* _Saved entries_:

··········

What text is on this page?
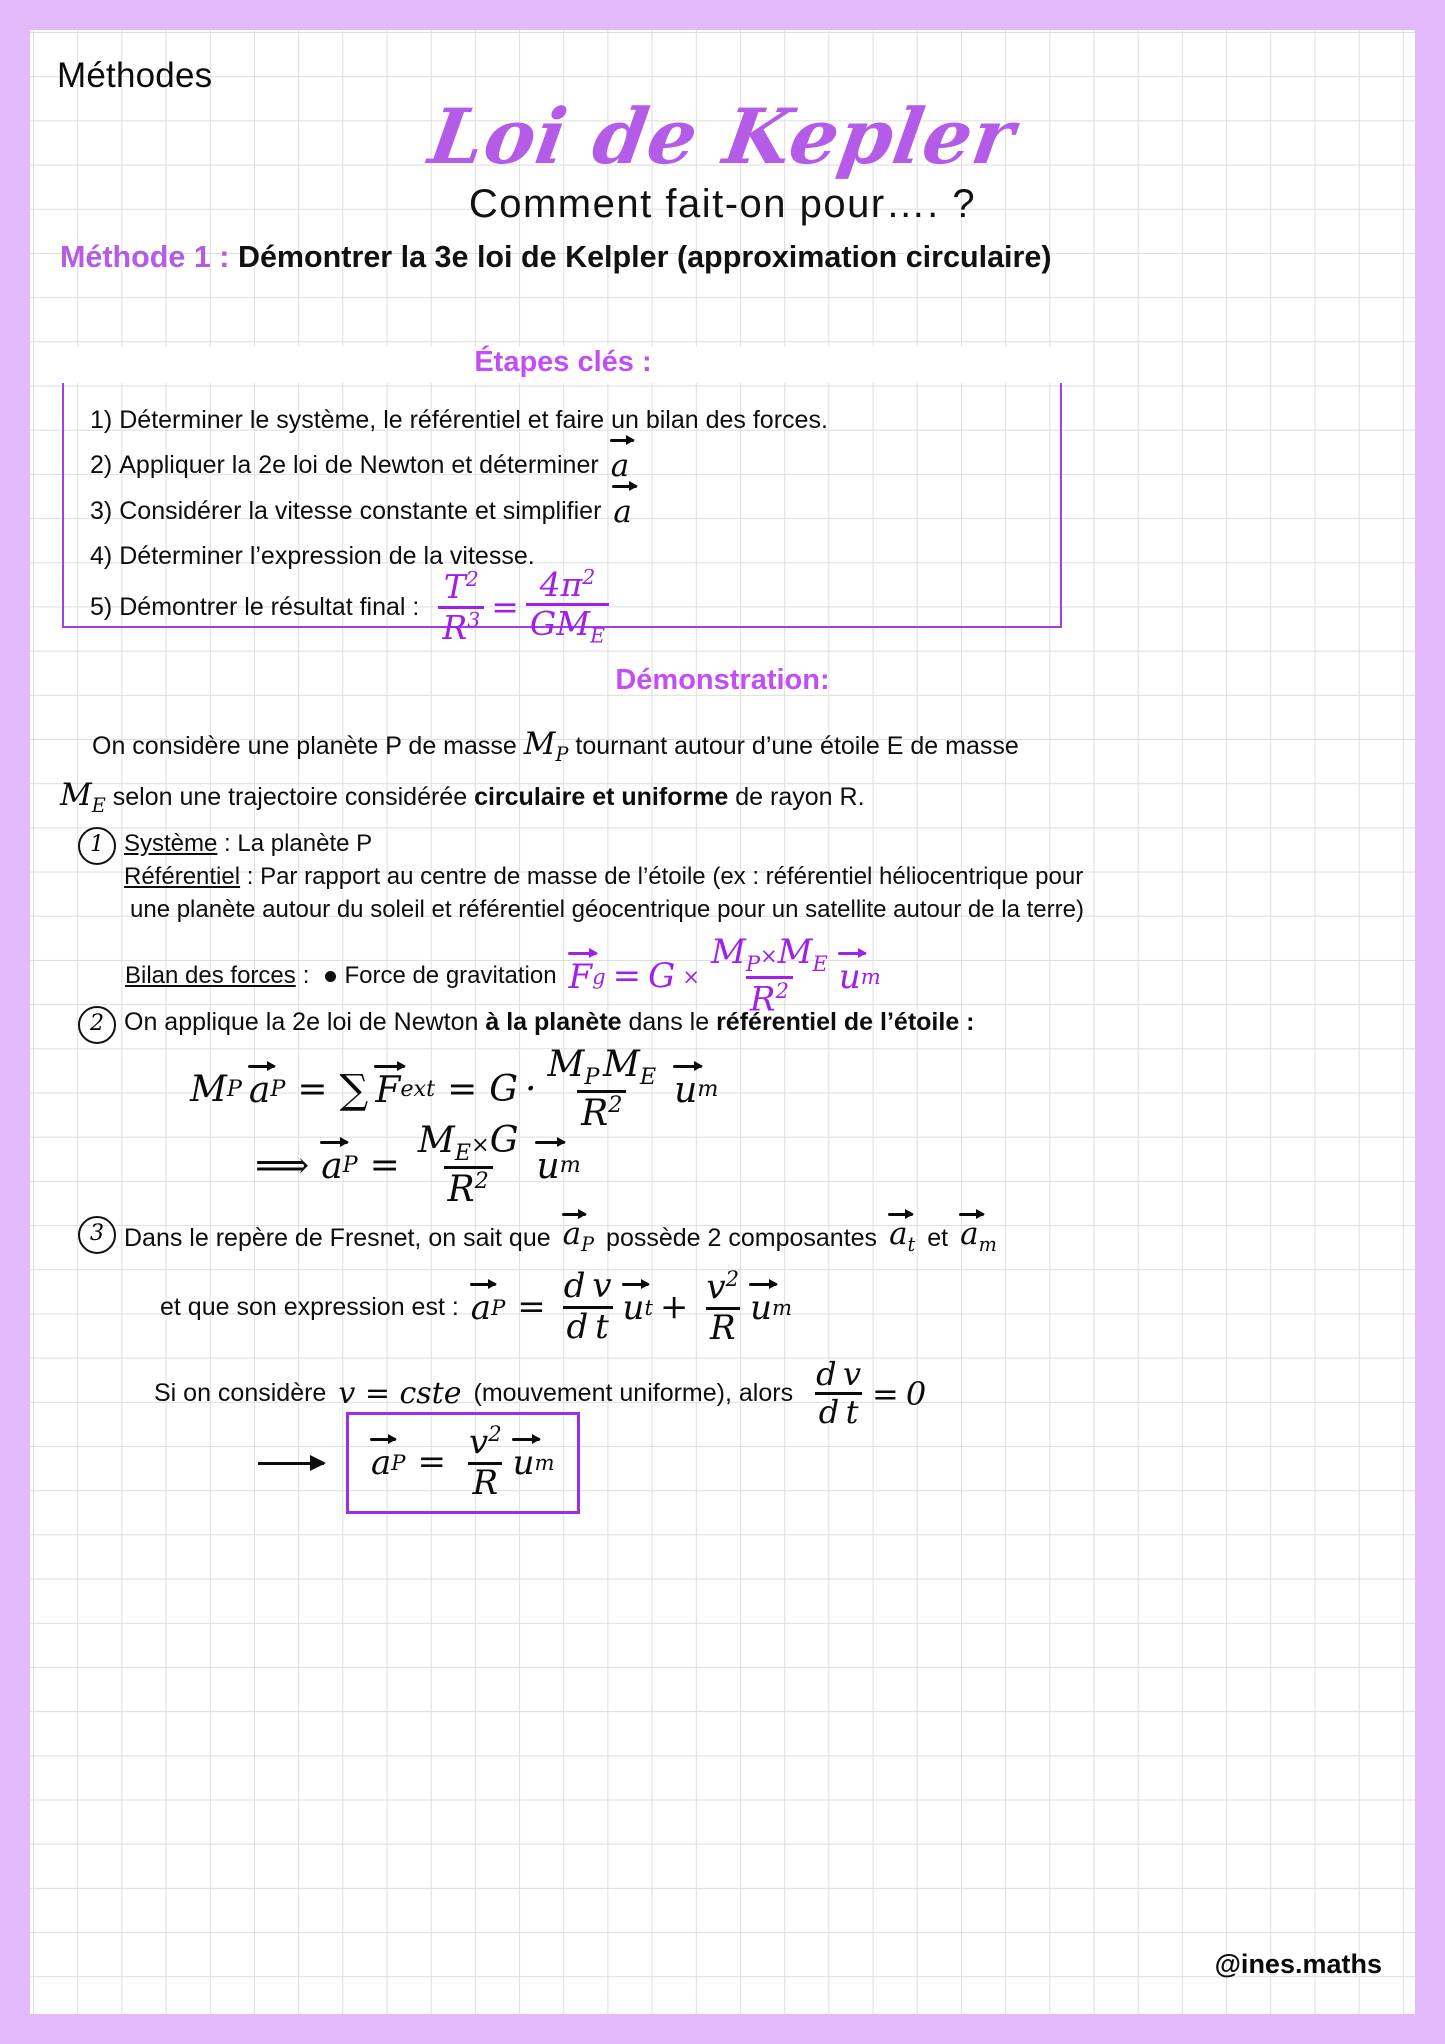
Méthodes
Loi de Kepler
Comment fait-on pour…. ?
Méthode 1 : Démontrer la 3e loi de Kelpler (approximation circulaire)
Étapes clés :
1) Déterminer le système, le référentiel et faire un bilan des forces.
2) Appliquer la 2e loi de Newton et déterminer a
3) Considérer la vitesse constante et simplifier a
4) Déterminer l’expression de la vitesse.
5) Démontrer le résultat final : $\frac{T^2}{R^3} = \frac{4\pi^2}{GM_E}$
Démonstration:
On considère une planète P de masse $M_P$ tournant autour d’une étoile E de masse
$M_E$ selon une trajectoire considérée circulaire et uniforme de rayon R.
1 Système : La planète P
Référentiel : Par rapport au centre de masse de l’étoile (ex : référentiel héliocentrique pour
une planète autour du soleil et référentiel géocentrique pour un satellite autour de la terre)
Bilan des forces : Force de gravitation F $g = G \times \frac{M_P\times M_E}{R^2}$ u m
2 On applique la 2e loi de Newton à la planète dans le référentiel de l’étoile :
M P a P = ∑ F ext = $G \cdot \frac{M_P M_E}{R^2}$ u m
⟹ a $P = \frac{M_E\times G}{R^2}$ u m
3 Dans le repère de Fresnet, on sait que $a_P$ possède 2 composantes $a_t$ et $a_m$
et que son expression est : a $P = \frac{\text{d v}}{\text{d t}}$ u $t + \frac{v^2}{R}$ u m
Si on considère v = cste (mouvement uniforme) , alors $\frac{\text{d v}}{\text{d t}} = 0$
a $P = \frac{v^2}{R}$ u m
@ines.maths
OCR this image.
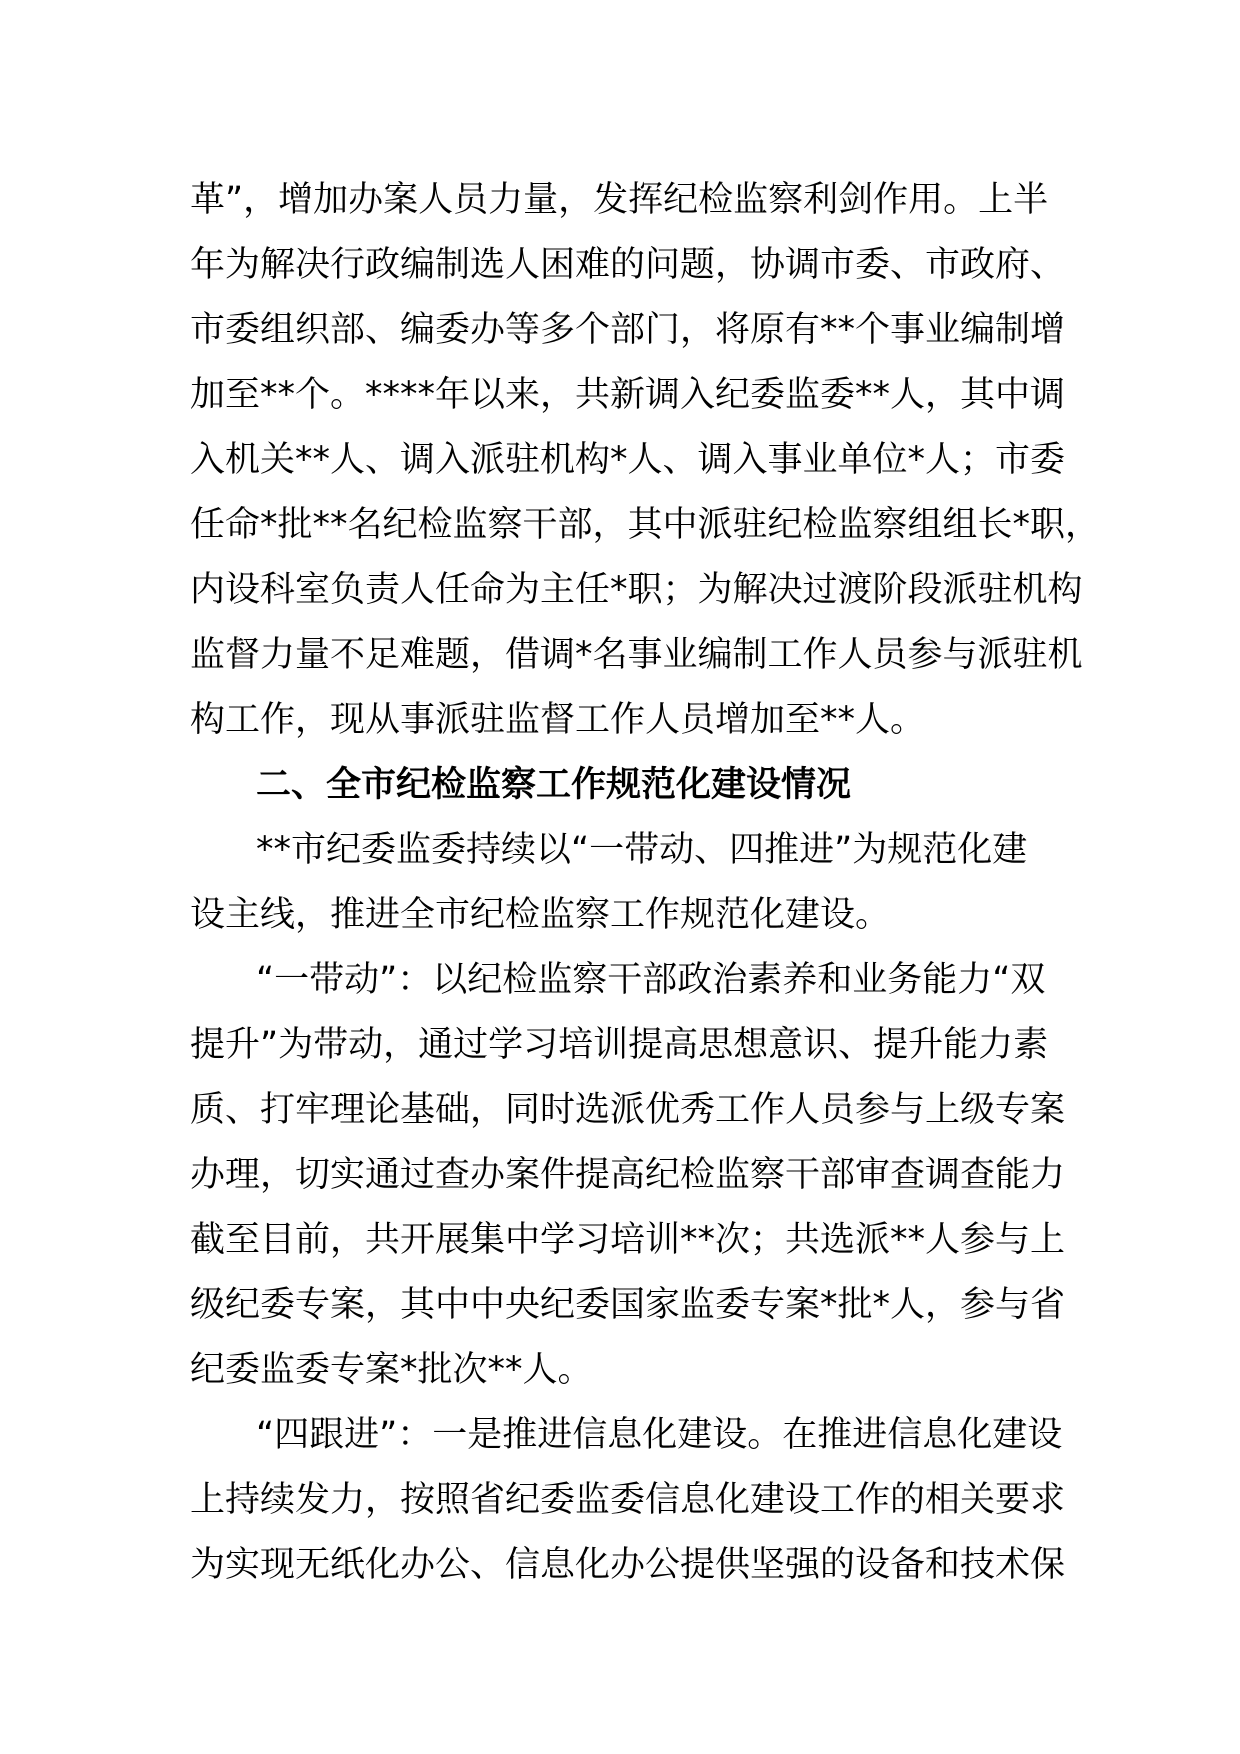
革”，增加办案人员力量，发挥纪检监察利剑作用。上半
年为解决行政编制选人困难的问题，协调市委、市政府、
市委组织部、编委办等多个部门，将原有**个事业编制增
加至**个。****年以来，共新调入纪委监委**人，其中调
入机关**人、调入派驻机构*人、调入事业单位*人；市委
任命*批**名纪检监察干部，其中派驻纪检监察组组长*职，
内设科室负责人任命为主任*职；为解决过渡阶段派驻机构
监督力量不足难题，借调*名事业编制工作人员参与派驻机
构工作，现从事派驻监督工作人员增加至**人。
二、全市纪检监察工作规范化建设情况
**市纪委监委持续以“一带动、四推进”为规范化建
设主线，推进全市纪检监察工作规范化建设。
“一带动”：以纪检监察干部政治素养和业务能力“双
提升”为带动，通过学习培训提高思想意识、提升能力素
质、打牢理论基础，同时选派优秀工作人员参与上级专案
办理，切实通过查办案件提高纪检监察干部审查调查能力
截至目前，共开展集中学习培训**次；共选派**人参与上
级纪委专案，其中中央纪委国家监委专案*批*人，参与省
纪委监委专案*批次**人。
“四跟进”：一是推进信息化建设。在推进信息化建设
上持续发力，按照省纪委监委信息化建设工作的相关要求
为实现无纸化办公、信息化办公提供坚强的设备和技术保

··········

* _Goal_: Set each line of the records down exactly, leaving every picture out.

* _Response to this exercise_:
What text is on this page?
Méthodes
Loi de Kepler
Comment fait-on pour…. ?
Méthode 1 : Démontrer la 3e loi de Kelpler (approximation circulaire)
Étapes clés :
1) Déterminer le système, le référentiel et faire un bilan des forces.
2) Appliquer la 2e loi de Newton et déterminer a
3) Considérer la vitesse constante et simplifier a
4) Déterminer l’expression de la vitesse.
5) Démontrer le résultat final : $\frac{T^2}{R^3} = \frac{4\pi^2}{GM_E}$
Démonstration:
On considère une planète P de masse $M_P$ tournant autour d’une étoile E de masse
$M_E$ selon une trajectoire considérée circulaire et uniforme de rayon R.
1 Système : La planète P
Référentiel : Par rapport au centre de masse de l’étoile (ex : référentiel héliocentrique pour
une planète autour du soleil et référentiel géocentrique pour un satellite autour de la terre)
Bilan des forces : Force de gravitation F $g = G \times \frac{M_P\times M_E}{R^2}$ u m
2 On applique la 2e loi de Newton à la planète dans le référentiel de l’étoile :
M P a P = ∑ F ext = $G \cdot \frac{M_P M_E}{R^2}$ u m
⟹ a $P = \frac{M_E\times G}{R^2}$ u m
3 Dans le repère de Fresnet, on sait que $a_P$ possède 2 composantes $a_t$ et $a_m$
et que son expression est : a $P = \frac{\text{d v}}{\text{d t}}$ u $t + \frac{v^2}{R}$ u m
Si on considère v = cste (mouvement uniforme) , alors $\frac{\text{d v}}{\text{d t}} = 0$
a $P = \frac{v^2}{R}$ u m
@ines.maths
OCR this image.
革”，增加办案人员力量，发挥纪检监察利剑作用。上半
年为解决行政编制选人困难的问题，协调市委、市政府、
市委组织部、编委办等多个部门，将原有**个事业编制增
加至**个。****年以来，共新调入纪委监委**人，其中调
入机关**人、调入派驻机构*人、调入事业单位*人；市委
任命*批**名纪检监察干部，其中派驻纪检监察组组长*职，
内设科室负责人任命为主任*职；为解决过渡阶段派驻机构
监督力量不足难题，借调*名事业编制工作人员参与派驻机
构工作，现从事派驻监督工作人员增加至**人。
二、全市纪检监察工作规范化建设情况
**市纪委监委持续以“一带动、四推进”为规范化建
设主线，推进全市纪检监察工作规范化建设。
“一带动”：以纪检监察干部政治素养和业务能力“双
提升”为带动，通过学习培训提高思想意识、提升能力素
质、打牢理论基础，同时选派优秀工作人员参与上级专案
办理，切实通过查办案件提高纪检监察干部审查调查能力
截至目前，共开展集中学习培训**次；共选派**人参与上
级纪委专案，其中中央纪委国家监委专案*批*人，参与省
纪委监委专案*批次**人。
“四跟进”：一是推进信息化建设。在推进信息化建设
上持续发力，按照省纪委监委信息化建设工作的相关要求
为实现无纸化办公、信息化办公提供坚强的设备和技术保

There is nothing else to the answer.